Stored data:
____________

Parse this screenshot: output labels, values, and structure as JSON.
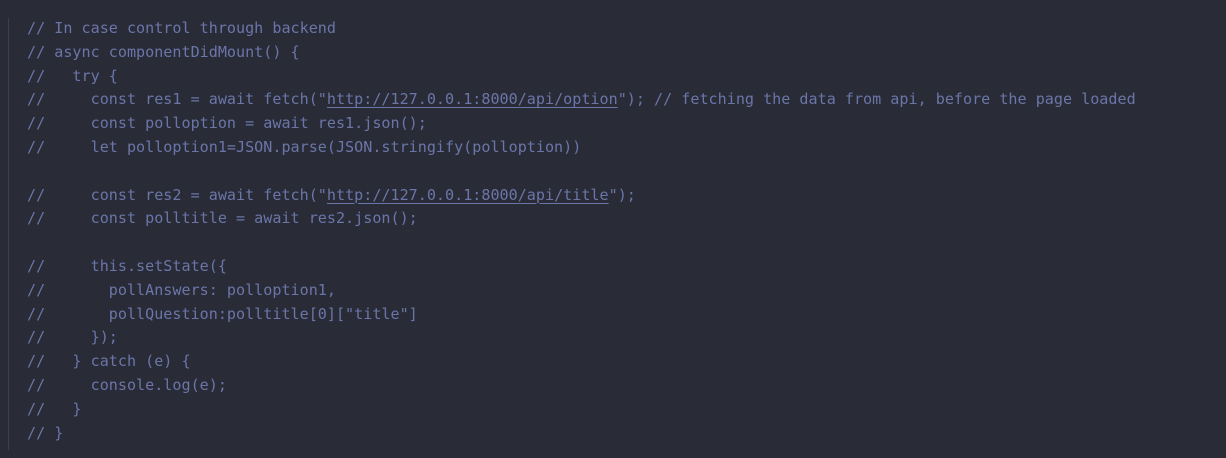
{
  "editor": {
    "lines": [
      {
        "before": "// In case control through backend",
        "url": "",
        "after": ""
      },
      {
        "before": "// async componentDidMount() {",
        "url": "",
        "after": ""
      },
      {
        "before": "//   try {",
        "url": "",
        "after": ""
      },
      {
        "before": "//     const res1 = await fetch(\"",
        "url": "http://127.0.0.1:8000/api/option",
        "after": "\"); // fetching the data from api, before the page loaded"
      },
      {
        "before": "//     const polloption = await res1.json();",
        "url": "",
        "after": ""
      },
      {
        "before": "//     let polloption1=JSON.parse(JSON.stringify(polloption))",
        "url": "",
        "after": ""
      },
      {
        "before": "",
        "url": "",
        "after": ""
      },
      {
        "before": "//     const res2 = await fetch(\"",
        "url": "http://127.0.0.1:8000/api/title",
        "after": "\");"
      },
      {
        "before": "//     const polltitle = await res2.json();",
        "url": "",
        "after": ""
      },
      {
        "before": "",
        "url": "",
        "after": ""
      },
      {
        "before": "//     this.setState({",
        "url": "",
        "after": ""
      },
      {
        "before": "//       pollAnswers: polloption1,",
        "url": "",
        "after": ""
      },
      {
        "before": "//       pollQuestion:polltitle[0][\"title\"]",
        "url": "",
        "after": ""
      },
      {
        "before": "//     });",
        "url": "",
        "after": ""
      },
      {
        "before": "//   } catch (e) {",
        "url": "",
        "after": ""
      },
      {
        "before": "//     console.log(e);",
        "url": "",
        "after": ""
      },
      {
        "before": "//   }",
        "url": "",
        "after": ""
      },
      {
        "before": "// }",
        "url": "",
        "after": ""
      }
    ]
  },
  "colors": {
    "background": "#292b37",
    "comment": "#6b76a8"
  }
}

____________

= GOAL =
Pictures are excluded; output everything else in the data verbatim.

= SOLVED EXERCISE =
Parse this screenshot: output labels, values, and structure as JSON.
{
  "editor": {
    "lines": [
      {
        "before": "// In case control through backend",
        "url": "",
        "after": ""
      },
      {
        "before": "// async componentDidMount() {",
        "url": "",
        "after": ""
      },
      {
        "before": "//   try {",
        "url": "",
        "after": ""
      },
      {
        "before": "//     const res1 = await fetch(\"",
        "url": "http://127.0.0.1:8000/api/option",
        "after": "\"); // fetching the data from api, before the page loaded"
      },
      {
        "before": "//     const polloption = await res1.json();",
        "url": "",
        "after": ""
      },
      {
        "before": "//     let polloption1=JSON.parse(JSON.stringify(polloption))",
        "url": "",
        "after": ""
      },
      {
        "before": "",
        "url": "",
        "after": ""
      },
      {
        "before": "//     const res2 = await fetch(\"",
        "url": "http://127.0.0.1:8000/api/title",
        "after": "\");"
      },
      {
        "before": "//     const polltitle = await res2.json();",
        "url": "",
        "after": ""
      },
      {
        "before": "",
        "url": "",
        "after": ""
      },
      {
        "before": "//     this.setState({",
        "url": "",
        "after": ""
      },
      {
        "before": "//       pollAnswers: polloption1,",
        "url": "",
        "after": ""
      },
      {
        "before": "//       pollQuestion:polltitle[0][\"title\"]",
        "url": "",
        "after": ""
      },
      {
        "before": "//     });",
        "url": "",
        "after": ""
      },
      {
        "before": "//   } catch (e) {",
        "url": "",
        "after": ""
      },
      {
        "before": "//     console.log(e);",
        "url": "",
        "after": ""
      },
      {
        "before": "//   }",
        "url": "",
        "after": ""
      },
      {
        "before": "// }",
        "url": "",
        "after": ""
      }
    ]
  },
  "colors": {
    "background": "#292b37",
    "comment": "#6b76a8"
  }
}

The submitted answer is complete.